* TO BE DONE *
Go through the listing below and gather every line with the word "الطرق".
————————
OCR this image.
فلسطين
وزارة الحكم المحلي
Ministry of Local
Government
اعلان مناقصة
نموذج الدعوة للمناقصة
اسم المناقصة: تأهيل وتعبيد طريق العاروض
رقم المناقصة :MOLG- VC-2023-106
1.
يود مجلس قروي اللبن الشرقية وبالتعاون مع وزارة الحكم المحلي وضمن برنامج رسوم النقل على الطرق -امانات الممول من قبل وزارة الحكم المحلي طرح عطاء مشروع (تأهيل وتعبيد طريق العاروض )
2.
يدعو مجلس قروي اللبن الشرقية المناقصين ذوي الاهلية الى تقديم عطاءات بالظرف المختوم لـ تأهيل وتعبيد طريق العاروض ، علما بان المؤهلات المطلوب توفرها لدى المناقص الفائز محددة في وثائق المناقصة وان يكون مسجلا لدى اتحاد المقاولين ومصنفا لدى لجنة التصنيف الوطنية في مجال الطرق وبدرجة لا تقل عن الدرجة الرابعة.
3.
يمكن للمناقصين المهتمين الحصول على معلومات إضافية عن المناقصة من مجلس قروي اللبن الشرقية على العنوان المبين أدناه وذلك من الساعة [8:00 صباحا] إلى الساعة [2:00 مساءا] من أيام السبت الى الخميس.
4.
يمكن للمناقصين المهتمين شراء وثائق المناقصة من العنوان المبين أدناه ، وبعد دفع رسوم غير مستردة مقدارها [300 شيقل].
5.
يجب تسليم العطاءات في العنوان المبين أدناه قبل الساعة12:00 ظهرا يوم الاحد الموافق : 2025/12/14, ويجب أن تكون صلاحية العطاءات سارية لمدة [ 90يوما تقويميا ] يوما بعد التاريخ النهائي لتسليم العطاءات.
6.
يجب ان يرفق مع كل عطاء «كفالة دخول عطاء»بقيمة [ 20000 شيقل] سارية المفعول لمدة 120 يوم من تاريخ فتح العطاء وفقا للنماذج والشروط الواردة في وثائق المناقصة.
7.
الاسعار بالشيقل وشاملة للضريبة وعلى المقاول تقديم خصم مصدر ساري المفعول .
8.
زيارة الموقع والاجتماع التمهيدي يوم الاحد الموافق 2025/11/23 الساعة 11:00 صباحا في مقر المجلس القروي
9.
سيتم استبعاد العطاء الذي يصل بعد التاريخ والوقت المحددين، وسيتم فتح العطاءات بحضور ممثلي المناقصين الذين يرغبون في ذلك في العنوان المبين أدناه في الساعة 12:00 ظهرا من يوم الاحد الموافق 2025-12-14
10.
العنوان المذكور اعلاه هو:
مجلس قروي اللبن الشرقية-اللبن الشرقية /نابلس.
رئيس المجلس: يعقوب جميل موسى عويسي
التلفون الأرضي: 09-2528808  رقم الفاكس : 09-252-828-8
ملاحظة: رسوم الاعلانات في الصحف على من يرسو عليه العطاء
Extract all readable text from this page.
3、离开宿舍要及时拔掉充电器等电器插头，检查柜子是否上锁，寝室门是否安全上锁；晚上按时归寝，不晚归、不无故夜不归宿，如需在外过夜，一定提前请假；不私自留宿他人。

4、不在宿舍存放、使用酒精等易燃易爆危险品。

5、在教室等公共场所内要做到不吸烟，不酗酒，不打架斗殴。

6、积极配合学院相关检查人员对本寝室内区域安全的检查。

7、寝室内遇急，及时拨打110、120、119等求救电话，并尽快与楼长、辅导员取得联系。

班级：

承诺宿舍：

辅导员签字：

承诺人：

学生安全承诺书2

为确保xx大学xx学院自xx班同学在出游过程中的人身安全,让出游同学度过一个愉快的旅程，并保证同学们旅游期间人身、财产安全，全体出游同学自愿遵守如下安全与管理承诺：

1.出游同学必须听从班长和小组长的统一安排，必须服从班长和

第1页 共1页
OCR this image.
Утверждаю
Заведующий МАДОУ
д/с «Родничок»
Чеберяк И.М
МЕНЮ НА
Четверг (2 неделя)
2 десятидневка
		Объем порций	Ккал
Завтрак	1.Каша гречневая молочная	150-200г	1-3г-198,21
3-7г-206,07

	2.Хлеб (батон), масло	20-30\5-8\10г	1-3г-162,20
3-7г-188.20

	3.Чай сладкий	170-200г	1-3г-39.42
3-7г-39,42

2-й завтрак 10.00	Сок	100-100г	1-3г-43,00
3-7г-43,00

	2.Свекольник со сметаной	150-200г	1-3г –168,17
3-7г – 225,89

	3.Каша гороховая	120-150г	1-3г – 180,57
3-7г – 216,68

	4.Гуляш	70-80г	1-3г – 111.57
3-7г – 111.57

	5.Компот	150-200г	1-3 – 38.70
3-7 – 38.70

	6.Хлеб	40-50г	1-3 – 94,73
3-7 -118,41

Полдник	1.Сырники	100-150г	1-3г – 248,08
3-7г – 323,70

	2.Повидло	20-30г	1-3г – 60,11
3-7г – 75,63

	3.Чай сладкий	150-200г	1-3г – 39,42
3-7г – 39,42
————————
* TASK RESULT *
يود مجلس قروي اللبن الشرقية وبالتعاون مع وزارة الحكم المحلي وضمن برنامج رسوم النقل على الطرق -امانات الممول من قبل وزارة الحكم المحلي طرح عطاء مشروع (تأهيل وتعبيد طريق العاروض )
يدعو مجلس قروي اللبن الشرقية المناقصين ذوي الاهلية الى تقديم عطاءات بالظرف المختوم لـ تأهيل وتعبيد طريق العاروض ، علما بان المؤهلات المطلوب توفرها لدى المناقص الفائز محددة في وثائق المناقصة وان يكون مسجلا لدى اتحاد المقاولين ومصنفا لدى لجنة التصنيف الوطنية في مجال الطرق وبدرجة لا تقل عن الدرجة الرابعة.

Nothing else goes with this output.